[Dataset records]
========================
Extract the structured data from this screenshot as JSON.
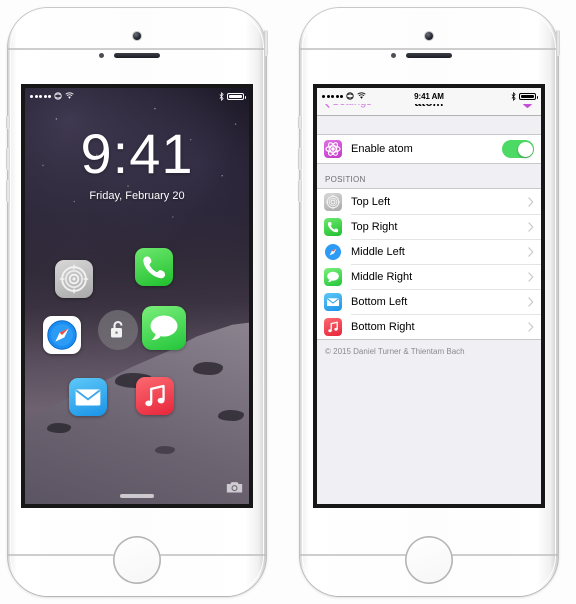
{
  "left_phone": {
    "device_name": "iPhone 5s silver",
    "status_bar": {
      "signal_dots": 5,
      "carrier_icon": "carrier-icon",
      "wifi_icon": "wifi-icon",
      "bluetooth_icon": "bluetooth-icon",
      "battery_icon": "battery-icon"
    },
    "lock_screen": {
      "time": "9:41",
      "date": "Friday, February 20",
      "unlock_icon": "unlock-padlock-icon",
      "camera_shortcut_icon": "camera-icon",
      "home_bar_icon": "home-indicator-bar",
      "app_icons": [
        {
          "name": "settings-app-icon",
          "label": "Settings",
          "position": "top-left"
        },
        {
          "name": "phone-app-icon",
          "label": "Phone",
          "position": "top-right"
        },
        {
          "name": "safari-app-icon",
          "label": "Safari",
          "position": "middle-left"
        },
        {
          "name": "messages-app-icon",
          "label": "Messages",
          "position": "middle-right"
        },
        {
          "name": "mail-app-icon",
          "label": "Mail",
          "position": "bottom-left"
        },
        {
          "name": "music-app-icon",
          "label": "Music",
          "position": "bottom-right"
        }
      ]
    }
  },
  "right_phone": {
    "device_name": "iPhone 5s silver",
    "status_bar": {
      "time": "9:41 AM",
      "signal_dots": 5,
      "carrier_icon": "carrier-icon",
      "wifi_icon": "wifi-icon",
      "bluetooth_icon": "bluetooth-icon",
      "battery_icon": "battery-icon"
    },
    "navbar": {
      "back_label": "Settings",
      "back_icon": "chevron-left-icon",
      "title": "atom",
      "right_icon": "heart-icon",
      "tint_color": "#d07ae0"
    },
    "enable_row": {
      "icon": "atom-app-icon",
      "label": "Enable atom",
      "toggle_state": "on",
      "toggle_on_color": "#4cd964"
    },
    "section": {
      "header": "POSITION",
      "rows": [
        {
          "icon": "settings-app-icon",
          "label": "Top Left",
          "accessory": "chevron-right-icon"
        },
        {
          "icon": "phone-app-icon",
          "label": "Top Right",
          "accessory": "chevron-right-icon"
        },
        {
          "icon": "safari-app-icon",
          "label": "Middle Left",
          "accessory": "chevron-right-icon"
        },
        {
          "icon": "messages-app-icon",
          "label": "Middle Right",
          "accessory": "chevron-right-icon"
        },
        {
          "icon": "mail-app-icon",
          "label": "Bottom Left",
          "accessory": "chevron-right-icon"
        },
        {
          "icon": "music-app-icon",
          "label": "Bottom Right",
          "accessory": "chevron-right-icon"
        }
      ]
    },
    "footer": "© 2015 Daniel Turner & Thientam Bach"
  }
}
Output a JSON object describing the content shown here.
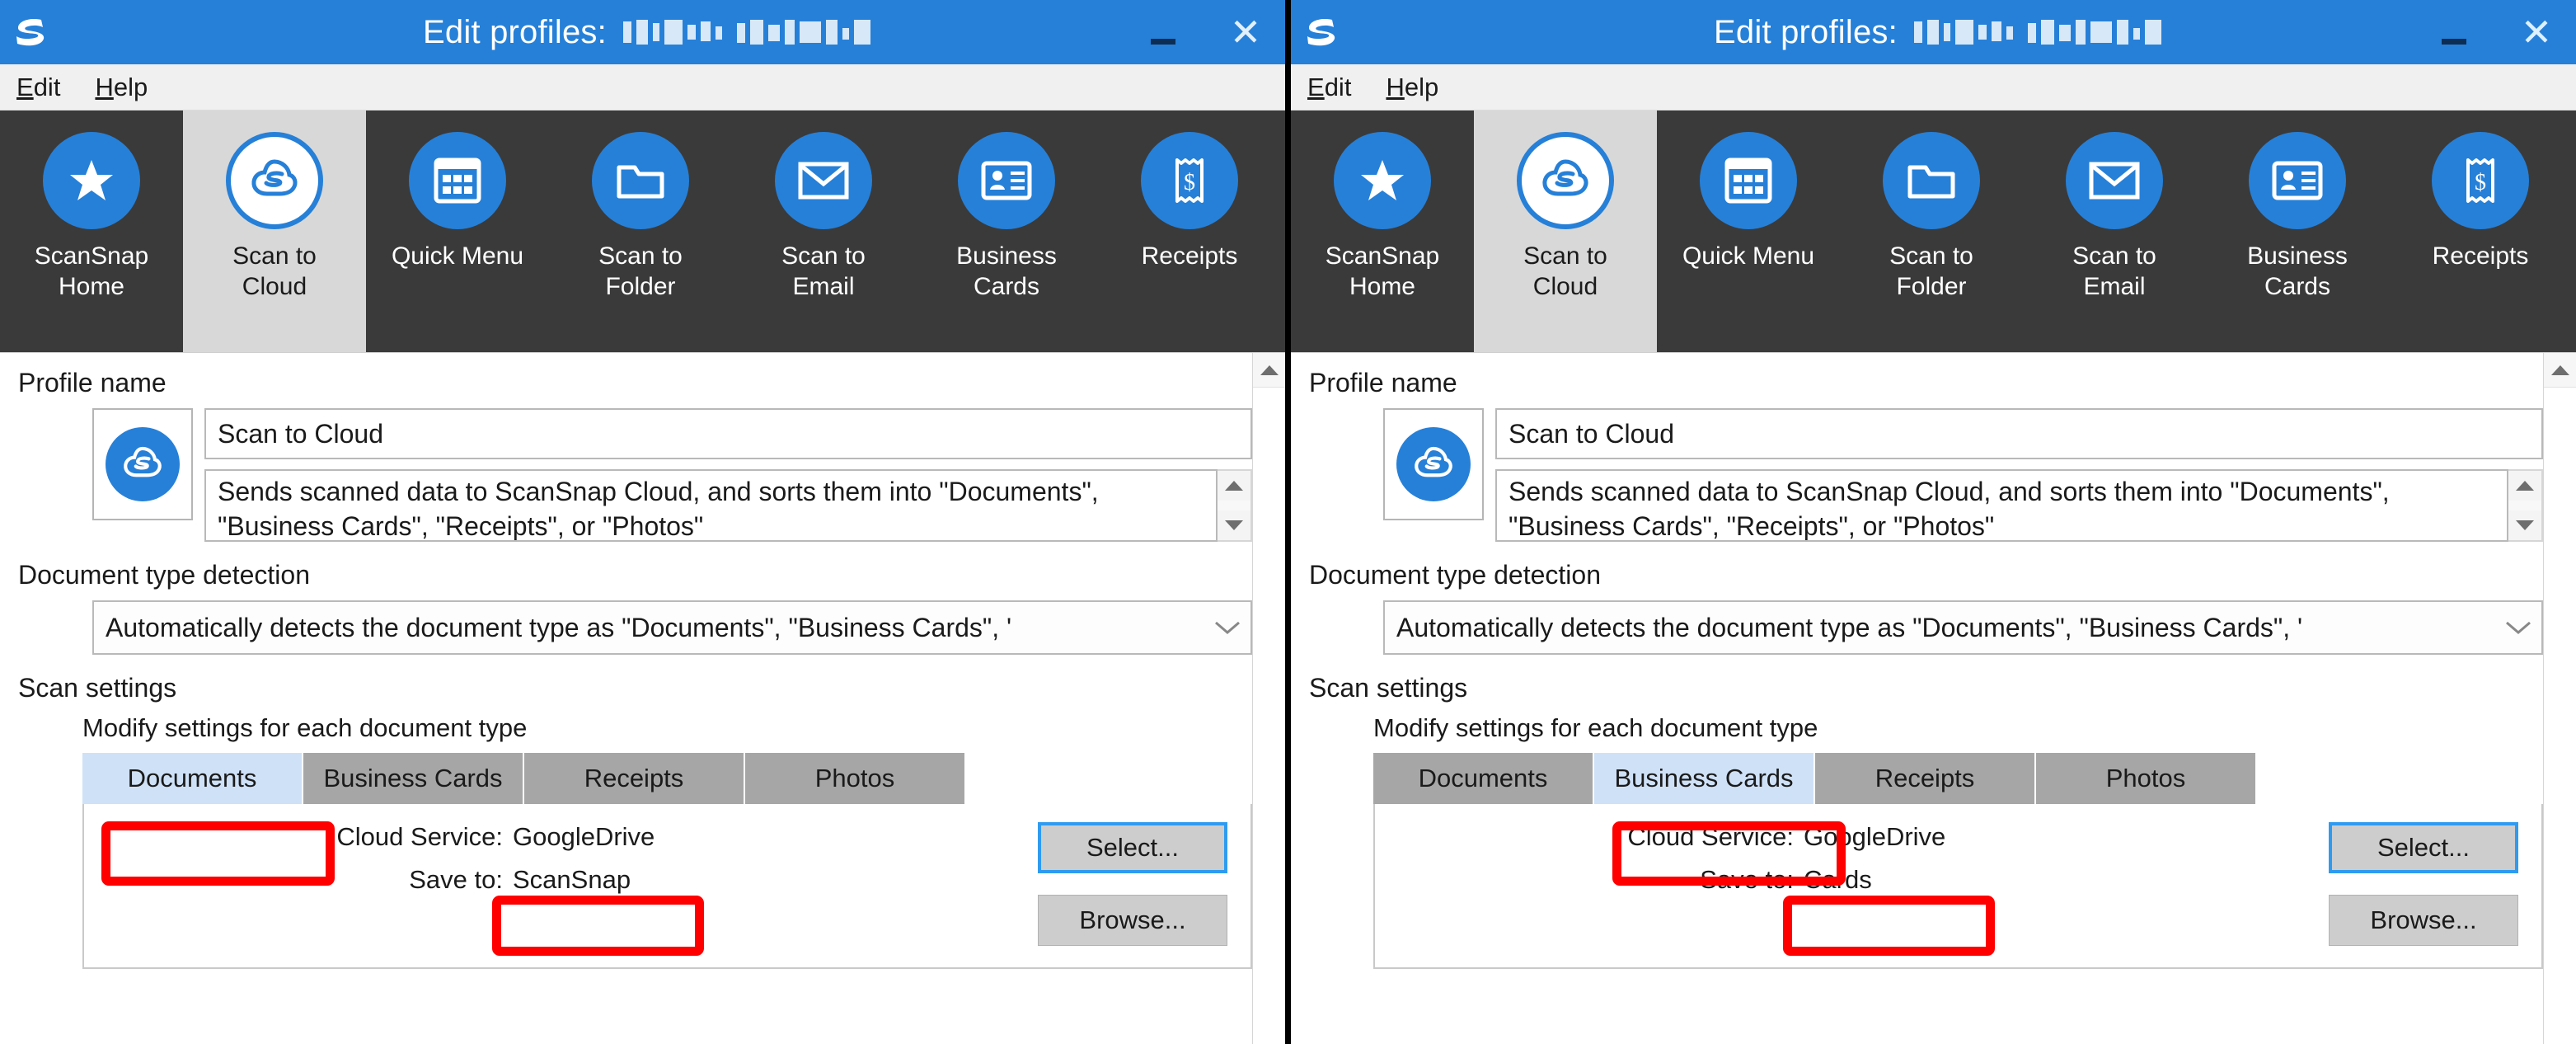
{
  "window": {
    "title_prefix": "Edit profiles:",
    "title_redacted": true,
    "minimize_label": "Minimize",
    "close_label": "Close"
  },
  "menu": {
    "items": [
      {
        "label": "Edit",
        "mnemonic": "E"
      },
      {
        "label": "Help",
        "mnemonic": "H"
      }
    ]
  },
  "toolbar": {
    "items": [
      {
        "label": "ScanSnap\nHome",
        "icon": "star-icon",
        "selected": false
      },
      {
        "label": "Scan to\nCloud",
        "icon": "cloud-s-icon",
        "selected": true
      },
      {
        "label": "Quick Menu",
        "icon": "grid-icon",
        "selected": false
      },
      {
        "label": "Scan to\nFolder",
        "icon": "folder-icon",
        "selected": false
      },
      {
        "label": "Scan to\nEmail",
        "icon": "envelope-icon",
        "selected": false
      },
      {
        "label": "Business\nCards",
        "icon": "id-card-icon",
        "selected": false
      },
      {
        "label": "Receipts",
        "icon": "receipt-icon",
        "selected": false
      }
    ]
  },
  "profile": {
    "section_label": "Profile name",
    "name_value": "Scan to Cloud",
    "description_value": "Sends scanned data to ScanSnap Cloud, and sorts them into \"Documents\", \"Business Cards\", \"Receipts\", or \"Photos\""
  },
  "document_type_detection": {
    "section_label": "Document type detection",
    "value": "Automatically detects the document type as \"Documents\", \"Business Cards\", '"
  },
  "scan_settings": {
    "section_label": "Scan settings",
    "modify_label": "Modify settings for each document type",
    "tabs": [
      "Documents",
      "Business Cards",
      "Receipts",
      "Photos"
    ],
    "cloud_service_label": "Cloud Service:",
    "save_to_label": "Save to:",
    "select_button": "Select...",
    "browse_button": "Browse..."
  },
  "panels": {
    "left": {
      "active_tab_index": 0,
      "cloud_service_value": "GoogleDrive",
      "save_to_value": "ScanSnap"
    },
    "right": {
      "active_tab_index": 1,
      "cloud_service_value": "GoogleDrive",
      "save_to_value": "Cards"
    }
  },
  "colors": {
    "titlebar": "#2680d8",
    "toolbar": "#3a3a3a",
    "accent": "#2680d8",
    "tab_active": "#cfe1f7",
    "tab_inactive": "#a6a6a6",
    "annotation": "#ff0000"
  }
}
========================
● YOUR GOAL: Extract the entries in full, exactly as they are, minus the pictures.

● TASK ANSWER:
Extract the structured data from this screenshot as JSON.
{
  "left_phone": {
    "device_name": "iPhone 5s silver",
    "status_bar": {
      "signal_dots": 5,
      "carrier_icon": "carrier-icon",
      "wifi_icon": "wifi-icon",
      "bluetooth_icon": "bluetooth-icon",
      "battery_icon": "battery-icon"
    },
    "lock_screen": {
      "time": "9:41",
      "date": "Friday, February 20",
      "unlock_icon": "unlock-padlock-icon",
      "camera_shortcut_icon": "camera-icon",
      "home_bar_icon": "home-indicator-bar",
      "app_icons": [
        {
          "name": "settings-app-icon",
          "label": "Settings",
          "position": "top-left"
        },
        {
          "name": "phone-app-icon",
          "label": "Phone",
          "position": "top-right"
        },
        {
          "name": "safari-app-icon",
          "label": "Safari",
          "position": "middle-left"
        },
        {
          "name": "messages-app-icon",
          "label": "Messages",
          "position": "middle-right"
        },
        {
          "name": "mail-app-icon",
          "label": "Mail",
          "position": "bottom-left"
        },
        {
          "name": "music-app-icon",
          "label": "Music",
          "position": "bottom-right"
        }
      ]
    }
  },
  "right_phone": {
    "device_name": "iPhone 5s silver",
    "status_bar": {
      "time": "9:41 AM",
      "signal_dots": 5,
      "carrier_icon": "carrier-icon",
      "wifi_icon": "wifi-icon",
      "bluetooth_icon": "bluetooth-icon",
      "battery_icon": "battery-icon"
    },
    "navbar": {
      "back_label": "Settings",
      "back_icon": "chevron-left-icon",
      "title": "atom",
      "right_icon": "heart-icon",
      "tint_color": "#d07ae0"
    },
    "enable_row": {
      "icon": "atom-app-icon",
      "label": "Enable atom",
      "toggle_state": "on",
      "toggle_on_color": "#4cd964"
    },
    "section": {
      "header": "POSITION",
      "rows": [
        {
          "icon": "settings-app-icon",
          "label": "Top Left",
          "accessory": "chevron-right-icon"
        },
        {
          "icon": "phone-app-icon",
          "label": "Top Right",
          "accessory": "chevron-right-icon"
        },
        {
          "icon": "safari-app-icon",
          "label": "Middle Left",
          "accessory": "chevron-right-icon"
        },
        {
          "icon": "messages-app-icon",
          "label": "Middle Right",
          "accessory": "chevron-right-icon"
        },
        {
          "icon": "mail-app-icon",
          "label": "Bottom Left",
          "accessory": "chevron-right-icon"
        },
        {
          "icon": "music-app-icon",
          "label": "Bottom Right",
          "accessory": "chevron-right-icon"
        }
      ]
    },
    "footer": "© 2015 Daniel Turner & Thientam Bach"
  }
}
Output a JSON object describing the content shown here.
{
  "window": {
    "title_prefix": "Edit profiles:",
    "title_redacted": true,
    "minimize_label": "Minimize",
    "close_label": "Close"
  },
  "menu": {
    "items": [
      {
        "label": "Edit",
        "mnemonic": "E"
      },
      {
        "label": "Help",
        "mnemonic": "H"
      }
    ]
  },
  "toolbar": {
    "items": [
      {
        "label": "ScanSnap\nHome",
        "icon": "star-icon",
        "selected": false
      },
      {
        "label": "Scan to\nCloud",
        "icon": "cloud-s-icon",
        "selected": true
      },
      {
        "label": "Quick Menu",
        "icon": "grid-icon",
        "selected": false
      },
      {
        "label": "Scan to\nFolder",
        "icon": "folder-icon",
        "selected": false
      },
      {
        "label": "Scan to\nEmail",
        "icon": "envelope-icon",
        "selected": false
      },
      {
        "label": "Business\nCards",
        "icon": "id-card-icon",
        "selected": false
      },
      {
        "label": "Receipts",
        "icon": "receipt-icon",
        "selected": false
      }
    ]
  },
  "profile": {
    "section_label": "Profile name",
    "name_value": "Scan to Cloud",
    "description_value": "Sends scanned data to ScanSnap Cloud, and sorts them into \"Documents\", \"Business Cards\", \"Receipts\", or \"Photos\""
  },
  "document_type_detection": {
    "section_label": "Document type detection",
    "value": "Automatically detects the document type as \"Documents\", \"Business Cards\", '"
  },
  "scan_settings": {
    "section_label": "Scan settings",
    "modify_label": "Modify settings for each document type",
    "tabs": [
      "Documents",
      "Business Cards",
      "Receipts",
      "Photos"
    ],
    "cloud_service_label": "Cloud Service:",
    "save_to_label": "Save to:",
    "select_button": "Select...",
    "browse_button": "Browse..."
  },
  "panels": {
    "left": {
      "active_tab_index": 0,
      "cloud_service_value": "GoogleDrive",
      "save_to_value": "ScanSnap"
    },
    "right": {
      "active_tab_index": 1,
      "cloud_service_value": "GoogleDrive",
      "save_to_value": "Cards"
    }
  },
  "colors": {
    "titlebar": "#2680d8",
    "toolbar": "#3a3a3a",
    "accent": "#2680d8",
    "tab_active": "#cfe1f7",
    "tab_inactive": "#a6a6a6",
    "annotation": "#ff0000"
  }
}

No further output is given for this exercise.